━━━━━ Available data
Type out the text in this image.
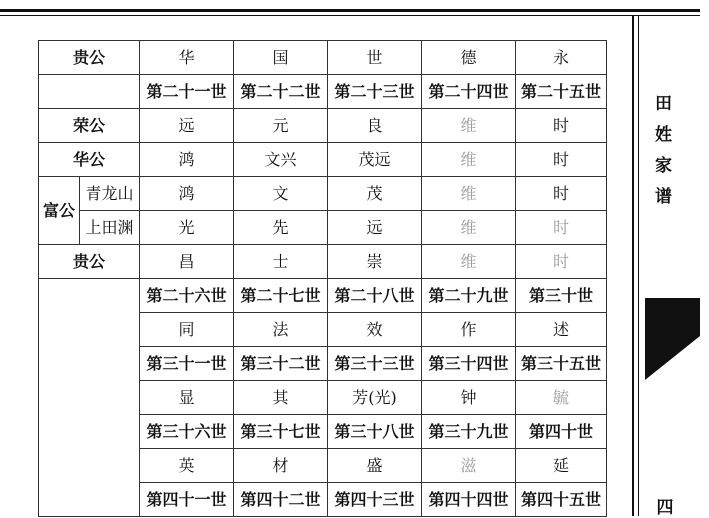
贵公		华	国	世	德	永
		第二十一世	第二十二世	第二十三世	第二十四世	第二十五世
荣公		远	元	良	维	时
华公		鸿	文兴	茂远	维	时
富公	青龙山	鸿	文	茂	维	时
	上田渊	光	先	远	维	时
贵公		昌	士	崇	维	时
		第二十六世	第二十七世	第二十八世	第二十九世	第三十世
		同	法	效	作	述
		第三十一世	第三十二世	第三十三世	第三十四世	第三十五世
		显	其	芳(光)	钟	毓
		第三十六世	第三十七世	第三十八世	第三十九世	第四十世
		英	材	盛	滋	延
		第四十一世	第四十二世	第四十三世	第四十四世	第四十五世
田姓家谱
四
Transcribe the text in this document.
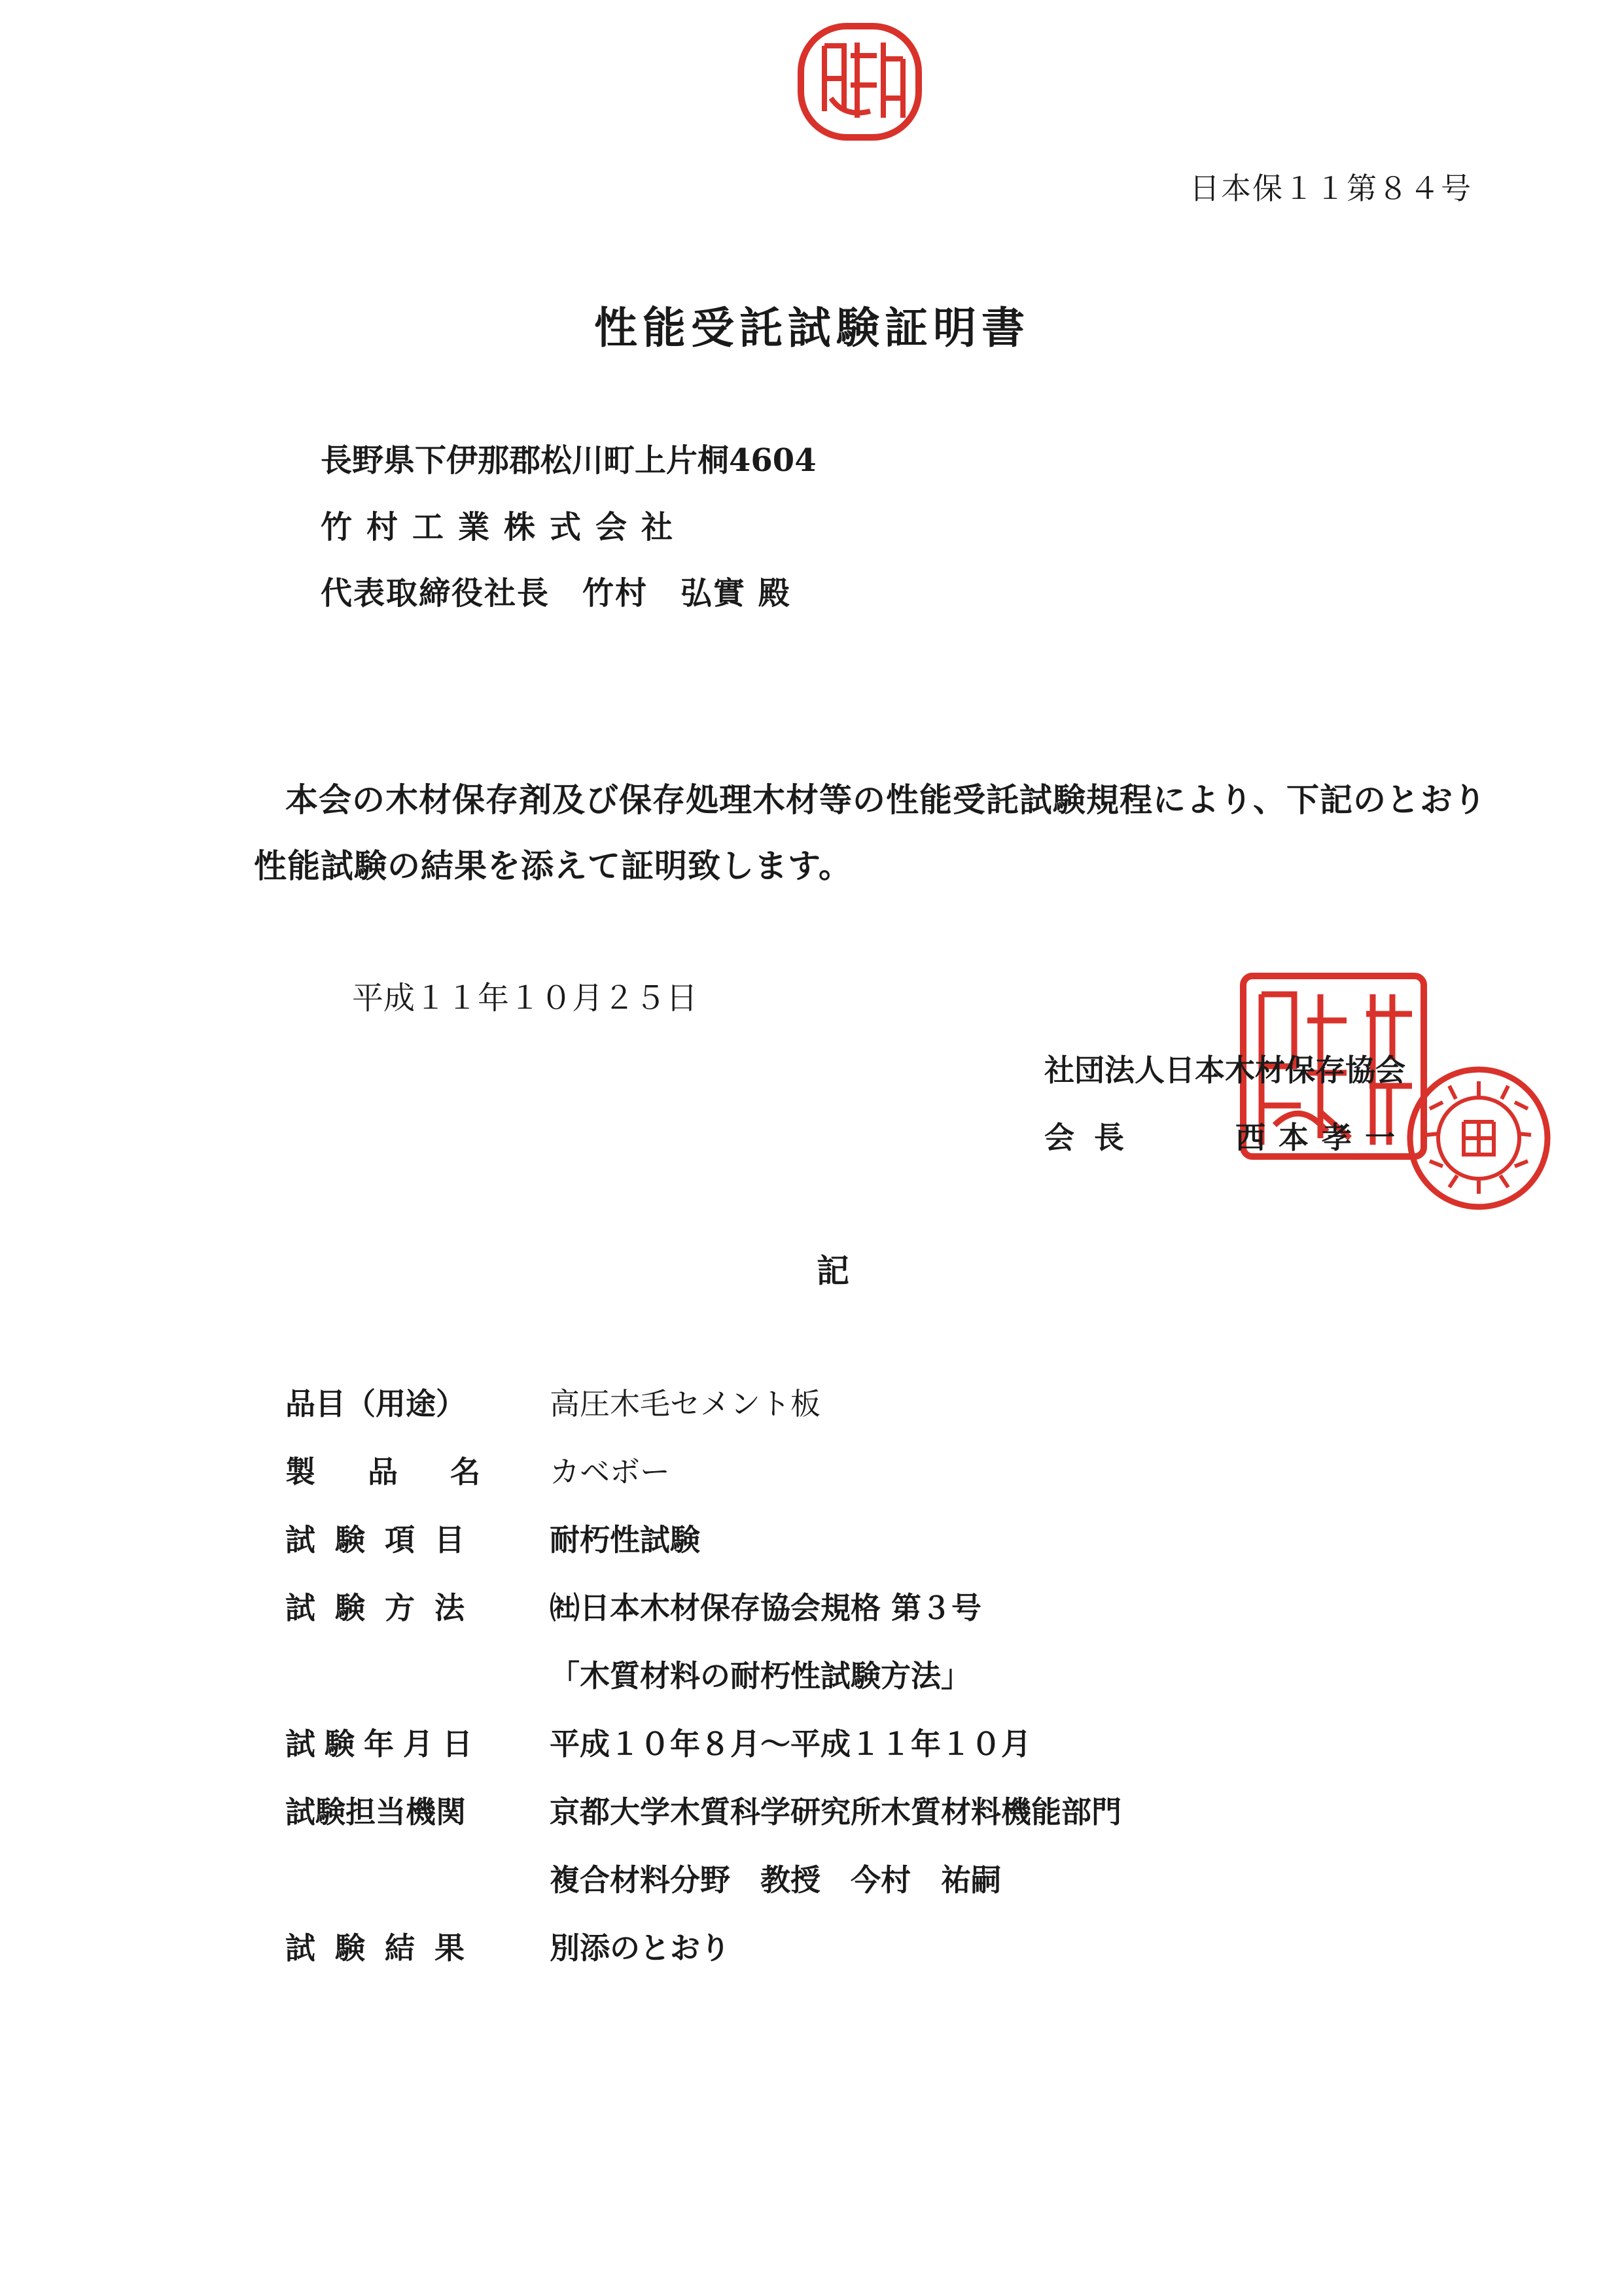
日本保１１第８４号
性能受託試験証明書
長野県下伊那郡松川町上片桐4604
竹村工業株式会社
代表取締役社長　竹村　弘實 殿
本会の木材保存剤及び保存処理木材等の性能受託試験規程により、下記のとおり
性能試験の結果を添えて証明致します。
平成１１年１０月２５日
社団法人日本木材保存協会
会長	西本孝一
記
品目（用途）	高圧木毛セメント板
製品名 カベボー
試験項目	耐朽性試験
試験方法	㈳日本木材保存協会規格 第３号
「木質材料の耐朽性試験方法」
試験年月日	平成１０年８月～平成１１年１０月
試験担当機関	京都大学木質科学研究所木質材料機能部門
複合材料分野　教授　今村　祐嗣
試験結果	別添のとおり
━━━━━━━━━━
◆ Exercise description
Each entry should be repeated exactly as it appears; the pictures stay out.

◆ Complete output
Type out the text in this image.
贵公		华	国	世	德	永
		第二十一世	第二十二世	第二十三世	第二十四世	第二十五世
荣公		远	元	良	维	时
华公		鸿	文兴	茂远	维	时
富公	青龙山	鸿	文	茂	维	时
	上田渊	光	先	远	维	时
贵公		昌	士	崇	维	时
		第二十六世	第二十七世	第二十八世	第二十九世	第三十世
		同	法	效	作	述
		第三十一世	第三十二世	第三十三世	第三十四世	第三十五世
		显	其	芳(光)	钟	毓
		第三十六世	第三十七世	第三十八世	第三十九世	第四十世
		英	材	盛	滋	延
		第四十一世	第四十二世	第四十三世	第四十四世	第四十五世
田姓家谱
四
Transcribe the text in this document.
日本保１１第８４号
性能受託試験証明書
長野県下伊那郡松川町上片桐4604
竹村工業株式会社
代表取締役社長　竹村　弘實 殿
本会の木材保存剤及び保存処理木材等の性能受託試験規程により、下記のとおり
性能試験の結果を添えて証明致します。
平成１１年１０月２５日
社団法人日本木材保存協会
会長	西本孝一
記
品目（用途）	高圧木毛セメント板
製品名 カベボー
試験項目	耐朽性試験
試験方法	㈳日本木材保存協会規格 第３号
「木質材料の耐朽性試験方法」
試験年月日	平成１０年８月～平成１１年１０月
試験担当機関	京都大学木質科学研究所木質材料機能部門
複合材料分野　教授　今村　祐嗣
試験結果	別添のとおり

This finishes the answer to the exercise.